▸ THE PROBLEM
Count every line of the material that holds the string "Denoir". Respond with the total only.

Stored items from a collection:
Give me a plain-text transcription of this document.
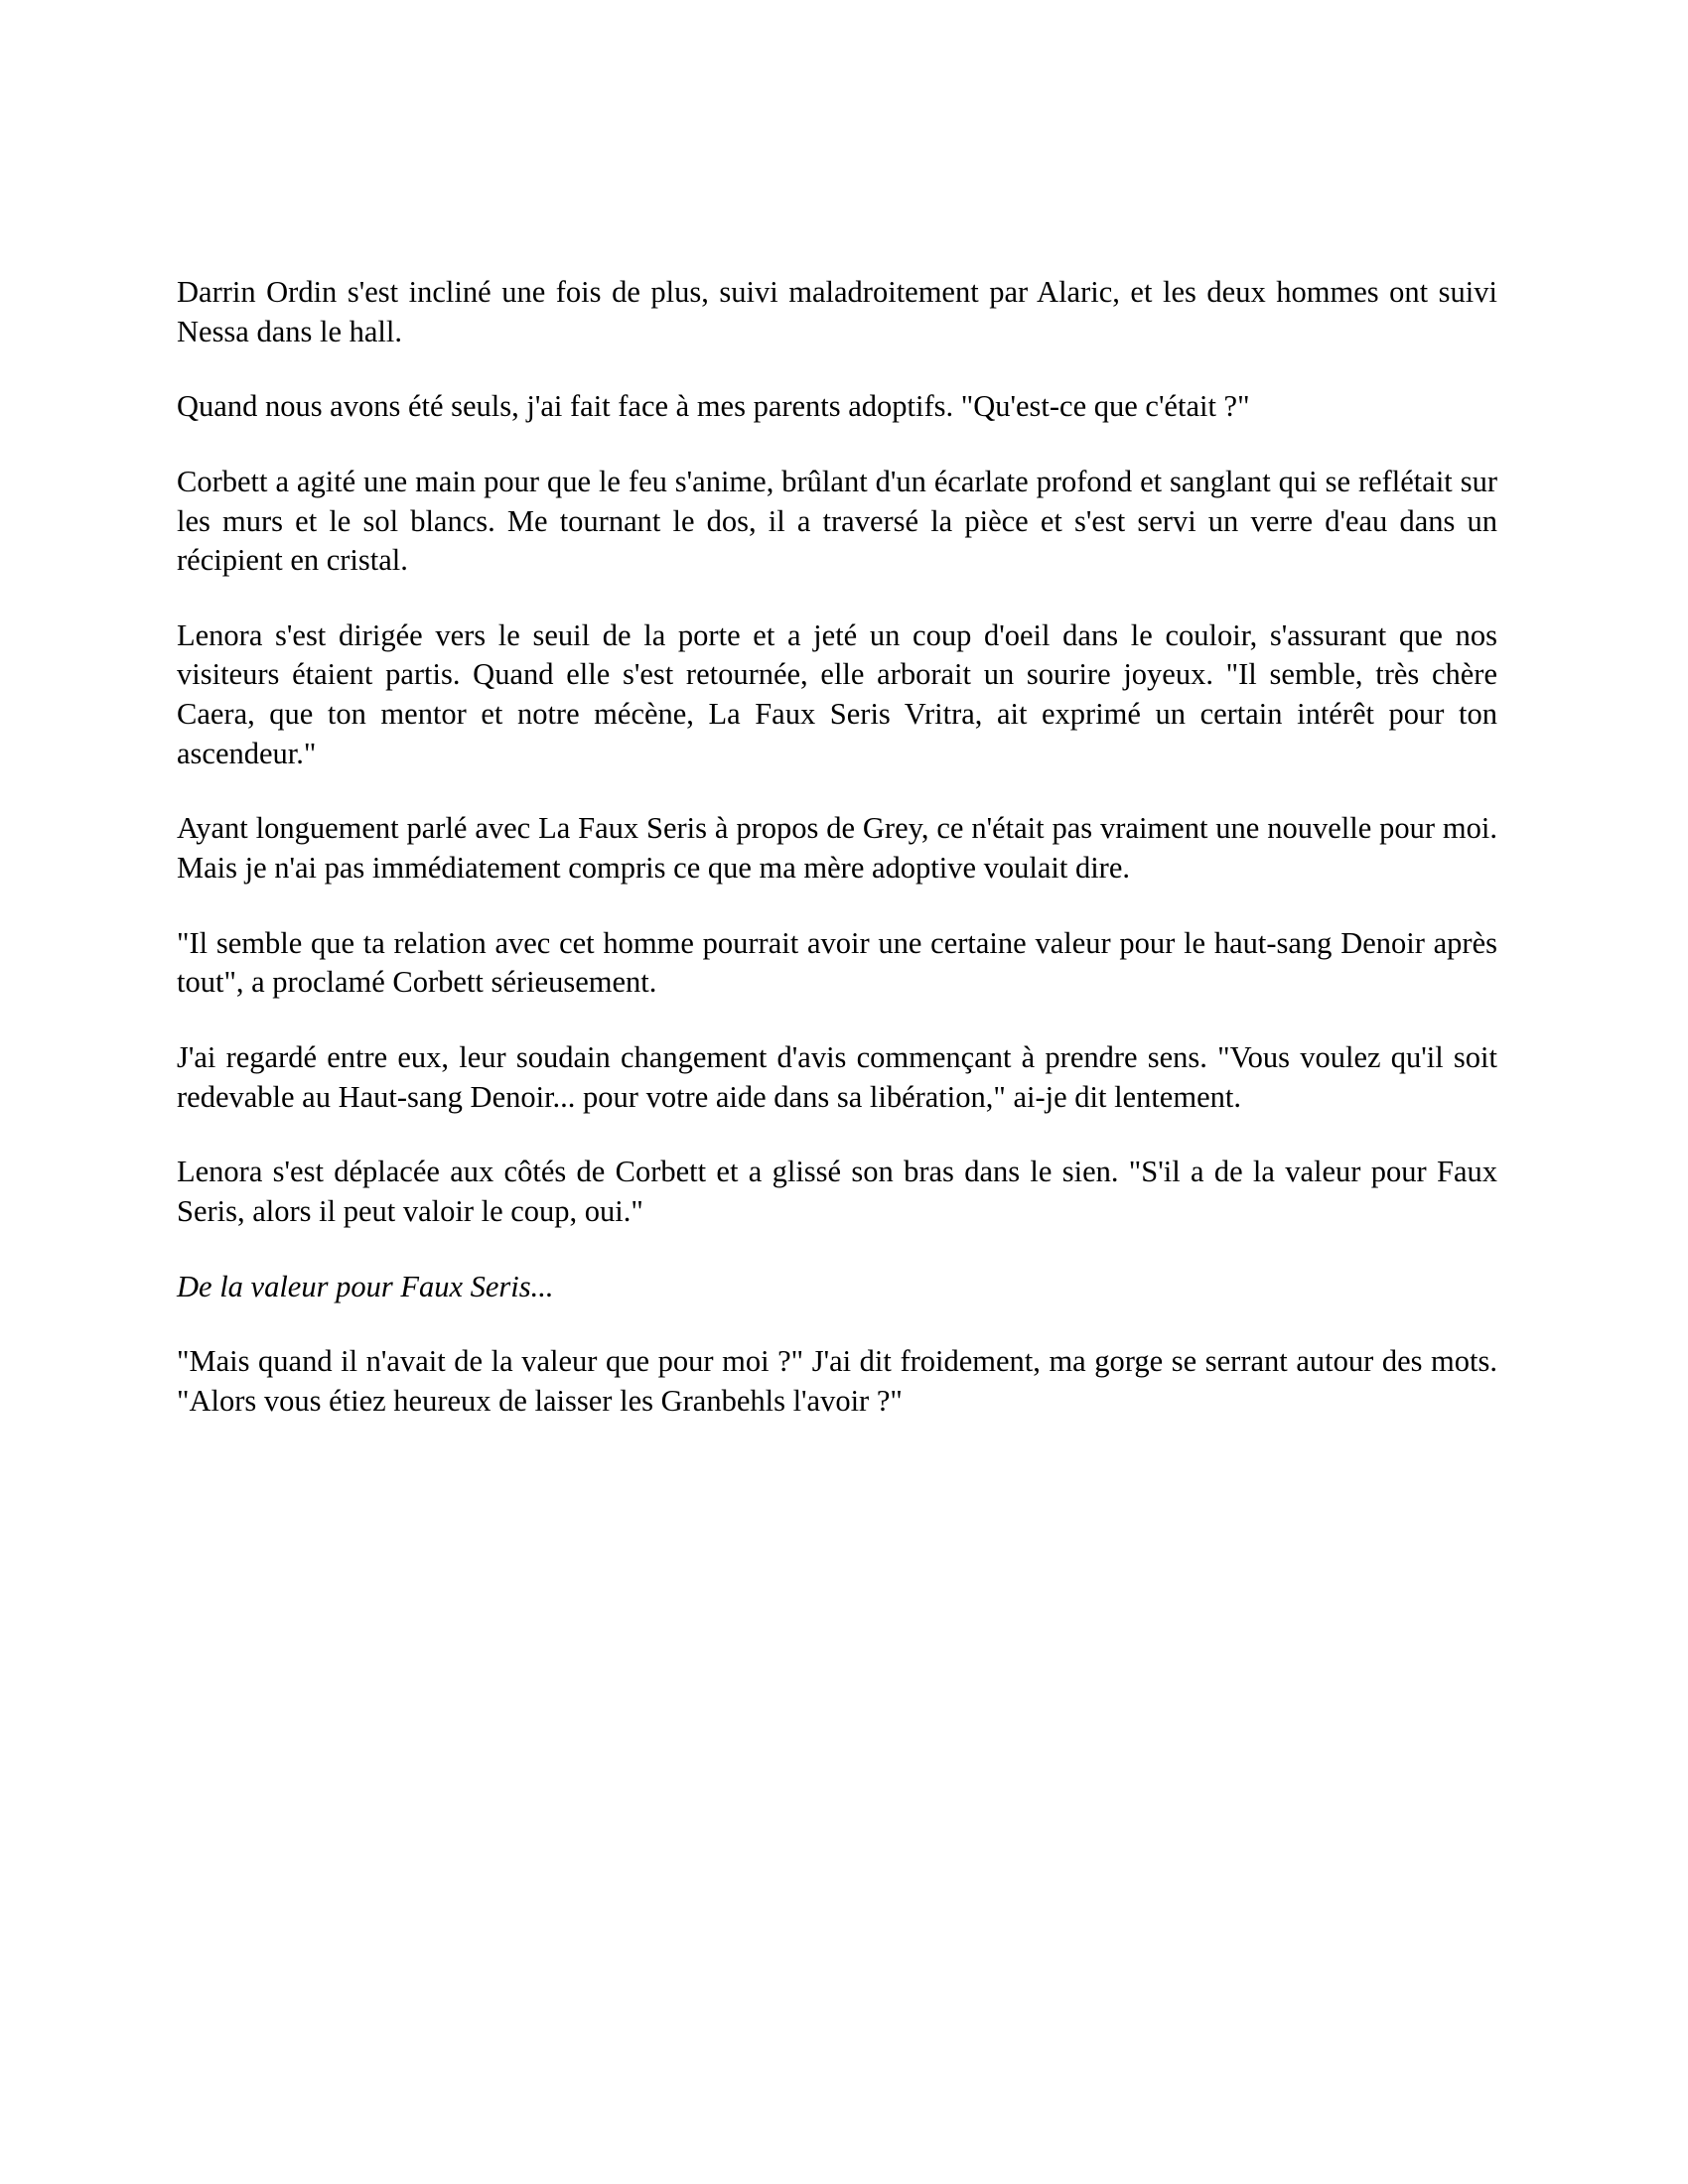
Darrin Ordin s'est incliné une fois de plus, suivi maladroitement par Alaric, et les deux hommes ont suivi Nessa dans le hall.

Quand nous avons été seuls, j'ai fait face à mes parents adoptifs. "Qu'est-ce que c'était ?"

Corbett a agité une main pour que le feu s'anime, brûlant d'un écarlate profond et sanglant qui se reflétait sur les murs et le sol blancs. Me tournant le dos, il a traversé la pièce et s'est servi un verre d'eau dans un récipient en cristal.

Lenora s'est dirigée vers le seuil de la porte et a jeté un coup d'oeil dans le couloir, s'assurant que nos visiteurs étaient partis. Quand elle s'est retournée, elle arborait un sourire joyeux. "Il semble, très chère Caera, que ton mentor et notre mécène, La Faux Seris Vritra, ait exprimé un certain intérêt pour ton ascendeur."

Ayant longuement parlé avec La Faux Seris à propos de Grey, ce n'était pas vraiment une nouvelle pour moi. Mais je n'ai pas immédiatement compris ce que ma mère adoptive voulait dire.

"Il semble que ta relation avec cet homme pourrait avoir une certaine valeur pour le haut-sang Denoir après tout", a proclamé Corbett sérieusement.

J'ai regardé entre eux, leur soudain changement d'avis commençant à prendre sens. "Vous voulez qu'il soit redevable au Haut-sang Denoir... pour votre aide dans sa libération," ai-je dit lentement.

Lenora s'est déplacée aux côtés de Corbett et a glissé son bras dans le sien. "S'il a de la valeur pour Faux Seris, alors il peut valoir le coup, oui."

De la valeur pour Faux Seris...

"Mais quand il n'avait de la valeur que pour moi ?" J'ai dit froidement, ma gorge se serrant autour des mots. "Alors vous étiez heureux de laisser les Granbehls l'avoir ?"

▸ RESULT OF THIS EXERCISE
2